** begin **

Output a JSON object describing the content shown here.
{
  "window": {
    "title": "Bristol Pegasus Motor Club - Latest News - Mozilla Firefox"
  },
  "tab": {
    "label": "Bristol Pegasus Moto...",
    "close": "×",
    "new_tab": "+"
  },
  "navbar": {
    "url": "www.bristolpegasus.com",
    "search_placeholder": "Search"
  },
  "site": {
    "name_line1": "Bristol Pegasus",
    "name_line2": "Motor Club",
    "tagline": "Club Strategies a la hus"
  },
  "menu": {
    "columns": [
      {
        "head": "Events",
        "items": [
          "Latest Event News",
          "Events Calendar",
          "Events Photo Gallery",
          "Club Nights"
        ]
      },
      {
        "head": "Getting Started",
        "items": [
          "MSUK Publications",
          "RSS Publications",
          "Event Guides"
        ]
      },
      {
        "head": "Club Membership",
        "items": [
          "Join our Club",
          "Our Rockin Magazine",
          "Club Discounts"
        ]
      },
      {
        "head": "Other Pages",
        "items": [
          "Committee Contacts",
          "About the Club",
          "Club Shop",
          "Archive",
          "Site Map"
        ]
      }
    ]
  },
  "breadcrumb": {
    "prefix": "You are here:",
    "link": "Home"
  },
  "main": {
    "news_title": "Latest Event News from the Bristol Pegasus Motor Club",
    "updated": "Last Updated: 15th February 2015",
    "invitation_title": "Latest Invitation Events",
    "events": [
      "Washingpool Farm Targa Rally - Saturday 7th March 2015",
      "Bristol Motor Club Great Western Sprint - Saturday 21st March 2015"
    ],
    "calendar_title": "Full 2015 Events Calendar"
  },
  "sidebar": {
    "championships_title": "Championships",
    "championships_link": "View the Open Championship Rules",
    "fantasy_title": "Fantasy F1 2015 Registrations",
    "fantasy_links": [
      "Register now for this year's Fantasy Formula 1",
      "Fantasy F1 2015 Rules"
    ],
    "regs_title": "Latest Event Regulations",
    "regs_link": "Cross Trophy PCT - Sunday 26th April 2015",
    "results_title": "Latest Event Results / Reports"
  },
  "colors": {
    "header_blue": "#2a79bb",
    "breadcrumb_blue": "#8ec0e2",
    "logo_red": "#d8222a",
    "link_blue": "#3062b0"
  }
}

** end **

• _WRITTEN INSTRUCTION_
From the listing above, copy all lines holding the word "March".

• _FULL SOLUTION_
      "Washingpool Farm Targa Rally - Saturday 7th March 2015",
      "Bristol Motor Club Great Western Sprint - Saturday 21st March 2015"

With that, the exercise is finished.